::: Rows

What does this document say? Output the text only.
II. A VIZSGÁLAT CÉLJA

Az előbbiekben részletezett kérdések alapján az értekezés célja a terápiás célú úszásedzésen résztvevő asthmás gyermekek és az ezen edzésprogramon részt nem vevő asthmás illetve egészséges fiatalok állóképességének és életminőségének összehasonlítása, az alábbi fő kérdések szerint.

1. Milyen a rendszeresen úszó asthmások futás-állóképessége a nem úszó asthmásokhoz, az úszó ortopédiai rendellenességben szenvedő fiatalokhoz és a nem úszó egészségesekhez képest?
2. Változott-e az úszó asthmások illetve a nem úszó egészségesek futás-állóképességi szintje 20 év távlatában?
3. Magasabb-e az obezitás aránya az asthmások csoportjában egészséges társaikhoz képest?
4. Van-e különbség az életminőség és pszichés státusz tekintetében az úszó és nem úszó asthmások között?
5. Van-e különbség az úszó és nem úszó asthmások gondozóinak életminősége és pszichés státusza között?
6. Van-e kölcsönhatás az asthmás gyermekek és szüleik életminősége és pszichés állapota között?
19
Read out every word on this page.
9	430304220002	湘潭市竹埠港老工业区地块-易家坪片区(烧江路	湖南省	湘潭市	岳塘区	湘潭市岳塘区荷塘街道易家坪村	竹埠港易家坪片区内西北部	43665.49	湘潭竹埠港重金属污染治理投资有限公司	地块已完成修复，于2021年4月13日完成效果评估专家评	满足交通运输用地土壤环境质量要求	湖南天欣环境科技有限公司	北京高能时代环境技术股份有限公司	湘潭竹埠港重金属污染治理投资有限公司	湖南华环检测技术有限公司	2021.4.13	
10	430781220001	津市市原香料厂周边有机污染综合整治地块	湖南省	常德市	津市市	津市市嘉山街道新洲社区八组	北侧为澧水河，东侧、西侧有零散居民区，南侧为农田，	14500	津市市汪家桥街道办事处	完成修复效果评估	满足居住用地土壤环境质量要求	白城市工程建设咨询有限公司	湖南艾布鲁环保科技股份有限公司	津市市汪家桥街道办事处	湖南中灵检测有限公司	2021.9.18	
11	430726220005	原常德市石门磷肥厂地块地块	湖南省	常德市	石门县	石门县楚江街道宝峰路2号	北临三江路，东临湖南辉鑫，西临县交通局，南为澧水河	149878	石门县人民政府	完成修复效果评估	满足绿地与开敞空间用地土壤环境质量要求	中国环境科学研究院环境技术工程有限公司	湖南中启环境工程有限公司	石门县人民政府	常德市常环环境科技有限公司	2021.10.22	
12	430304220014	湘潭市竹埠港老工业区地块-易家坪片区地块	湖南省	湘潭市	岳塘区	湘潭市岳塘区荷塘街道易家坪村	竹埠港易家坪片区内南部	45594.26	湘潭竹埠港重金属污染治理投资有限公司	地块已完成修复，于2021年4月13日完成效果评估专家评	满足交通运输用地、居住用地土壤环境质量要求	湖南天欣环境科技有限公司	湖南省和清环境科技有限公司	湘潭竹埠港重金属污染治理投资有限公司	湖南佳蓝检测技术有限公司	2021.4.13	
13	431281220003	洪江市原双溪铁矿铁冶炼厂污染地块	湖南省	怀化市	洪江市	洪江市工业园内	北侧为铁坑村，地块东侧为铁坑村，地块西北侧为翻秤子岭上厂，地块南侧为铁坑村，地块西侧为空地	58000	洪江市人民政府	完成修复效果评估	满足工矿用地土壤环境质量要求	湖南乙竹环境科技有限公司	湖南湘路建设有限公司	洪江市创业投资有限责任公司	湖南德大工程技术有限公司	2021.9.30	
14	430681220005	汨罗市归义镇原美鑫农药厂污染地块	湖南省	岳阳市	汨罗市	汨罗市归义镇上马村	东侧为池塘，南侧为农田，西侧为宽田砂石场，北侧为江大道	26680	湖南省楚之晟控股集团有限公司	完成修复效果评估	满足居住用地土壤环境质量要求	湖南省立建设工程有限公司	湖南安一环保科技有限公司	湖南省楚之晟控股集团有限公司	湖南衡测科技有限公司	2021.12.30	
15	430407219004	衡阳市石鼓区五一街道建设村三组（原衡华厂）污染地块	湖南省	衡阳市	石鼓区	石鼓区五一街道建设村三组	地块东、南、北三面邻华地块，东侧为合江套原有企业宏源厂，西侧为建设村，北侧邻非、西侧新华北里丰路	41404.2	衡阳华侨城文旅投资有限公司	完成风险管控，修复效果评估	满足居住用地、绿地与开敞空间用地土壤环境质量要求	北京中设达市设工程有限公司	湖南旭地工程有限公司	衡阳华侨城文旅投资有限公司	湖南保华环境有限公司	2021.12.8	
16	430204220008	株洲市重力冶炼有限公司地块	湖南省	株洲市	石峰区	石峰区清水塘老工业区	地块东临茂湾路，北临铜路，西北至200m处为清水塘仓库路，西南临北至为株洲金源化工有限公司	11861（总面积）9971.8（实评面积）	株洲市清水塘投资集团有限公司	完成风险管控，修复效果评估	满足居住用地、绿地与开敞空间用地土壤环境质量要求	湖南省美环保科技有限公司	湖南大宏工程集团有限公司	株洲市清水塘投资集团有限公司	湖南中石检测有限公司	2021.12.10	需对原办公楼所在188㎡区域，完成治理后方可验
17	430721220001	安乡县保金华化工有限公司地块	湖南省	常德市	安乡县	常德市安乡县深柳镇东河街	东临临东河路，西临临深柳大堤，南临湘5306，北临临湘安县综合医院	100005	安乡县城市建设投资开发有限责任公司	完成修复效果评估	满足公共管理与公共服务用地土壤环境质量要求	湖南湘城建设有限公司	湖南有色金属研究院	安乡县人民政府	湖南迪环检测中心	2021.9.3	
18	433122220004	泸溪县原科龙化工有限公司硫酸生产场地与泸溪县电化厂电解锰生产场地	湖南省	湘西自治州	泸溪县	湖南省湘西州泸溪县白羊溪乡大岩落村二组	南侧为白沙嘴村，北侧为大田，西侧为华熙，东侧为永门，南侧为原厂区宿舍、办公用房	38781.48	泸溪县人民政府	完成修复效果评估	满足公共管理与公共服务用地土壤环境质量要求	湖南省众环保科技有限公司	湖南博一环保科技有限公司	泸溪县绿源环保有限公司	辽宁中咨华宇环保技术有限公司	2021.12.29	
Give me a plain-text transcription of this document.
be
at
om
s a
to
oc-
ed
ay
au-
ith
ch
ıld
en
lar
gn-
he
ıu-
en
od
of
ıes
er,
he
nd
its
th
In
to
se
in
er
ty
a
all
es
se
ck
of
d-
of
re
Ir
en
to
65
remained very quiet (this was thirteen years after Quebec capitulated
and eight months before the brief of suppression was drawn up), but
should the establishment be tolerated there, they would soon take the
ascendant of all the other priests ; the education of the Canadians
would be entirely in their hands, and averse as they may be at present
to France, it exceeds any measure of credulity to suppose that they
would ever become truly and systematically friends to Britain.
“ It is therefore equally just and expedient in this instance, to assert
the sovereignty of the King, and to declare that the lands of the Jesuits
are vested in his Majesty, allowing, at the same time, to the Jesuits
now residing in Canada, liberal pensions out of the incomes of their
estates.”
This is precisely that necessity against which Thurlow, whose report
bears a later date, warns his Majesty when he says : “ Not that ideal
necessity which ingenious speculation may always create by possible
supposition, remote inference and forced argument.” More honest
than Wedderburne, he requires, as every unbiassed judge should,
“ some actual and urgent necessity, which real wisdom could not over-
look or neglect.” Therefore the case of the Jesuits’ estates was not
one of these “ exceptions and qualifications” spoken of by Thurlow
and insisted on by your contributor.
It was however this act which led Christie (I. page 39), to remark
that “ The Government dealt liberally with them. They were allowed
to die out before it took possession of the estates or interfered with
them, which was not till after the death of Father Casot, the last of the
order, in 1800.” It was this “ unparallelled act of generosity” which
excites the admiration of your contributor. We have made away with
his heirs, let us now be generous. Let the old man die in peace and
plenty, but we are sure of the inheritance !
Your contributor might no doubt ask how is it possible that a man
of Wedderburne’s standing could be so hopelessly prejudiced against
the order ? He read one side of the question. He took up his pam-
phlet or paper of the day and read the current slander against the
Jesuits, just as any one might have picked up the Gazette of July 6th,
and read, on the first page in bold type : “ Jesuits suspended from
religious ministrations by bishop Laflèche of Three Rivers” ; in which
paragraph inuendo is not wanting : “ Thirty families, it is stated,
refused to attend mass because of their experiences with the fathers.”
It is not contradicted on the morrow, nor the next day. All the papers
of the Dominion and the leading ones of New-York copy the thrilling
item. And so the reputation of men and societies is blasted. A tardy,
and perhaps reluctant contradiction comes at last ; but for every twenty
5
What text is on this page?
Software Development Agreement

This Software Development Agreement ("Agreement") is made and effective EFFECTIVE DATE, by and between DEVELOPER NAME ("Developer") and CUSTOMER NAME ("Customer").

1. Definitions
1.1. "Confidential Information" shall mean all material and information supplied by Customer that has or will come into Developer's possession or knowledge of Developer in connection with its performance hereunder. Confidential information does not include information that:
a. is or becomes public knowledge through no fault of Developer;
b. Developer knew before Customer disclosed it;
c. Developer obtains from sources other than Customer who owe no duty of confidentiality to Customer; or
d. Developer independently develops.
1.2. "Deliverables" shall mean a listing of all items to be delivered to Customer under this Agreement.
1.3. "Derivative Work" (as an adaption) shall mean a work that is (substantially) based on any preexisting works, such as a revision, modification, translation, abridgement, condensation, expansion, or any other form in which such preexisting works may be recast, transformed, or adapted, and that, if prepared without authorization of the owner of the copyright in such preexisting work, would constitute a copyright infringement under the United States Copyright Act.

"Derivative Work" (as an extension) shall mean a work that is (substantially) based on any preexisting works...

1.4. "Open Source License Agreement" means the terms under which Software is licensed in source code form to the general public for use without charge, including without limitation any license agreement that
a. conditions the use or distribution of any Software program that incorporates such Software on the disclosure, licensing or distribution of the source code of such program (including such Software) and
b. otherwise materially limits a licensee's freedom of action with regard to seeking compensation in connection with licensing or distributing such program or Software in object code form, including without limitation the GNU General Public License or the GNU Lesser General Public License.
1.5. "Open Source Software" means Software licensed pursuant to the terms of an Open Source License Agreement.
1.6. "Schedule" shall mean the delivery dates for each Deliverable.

::::::

Challenge:
Filter the listing above for the string "from" and copy every matching line.

Result of the exercise:
and read, on the first page in bold type : “ Jesuits suspended from
c. Developer obtains from sources other than Customer who owe no duty of confidentiality to Customer; or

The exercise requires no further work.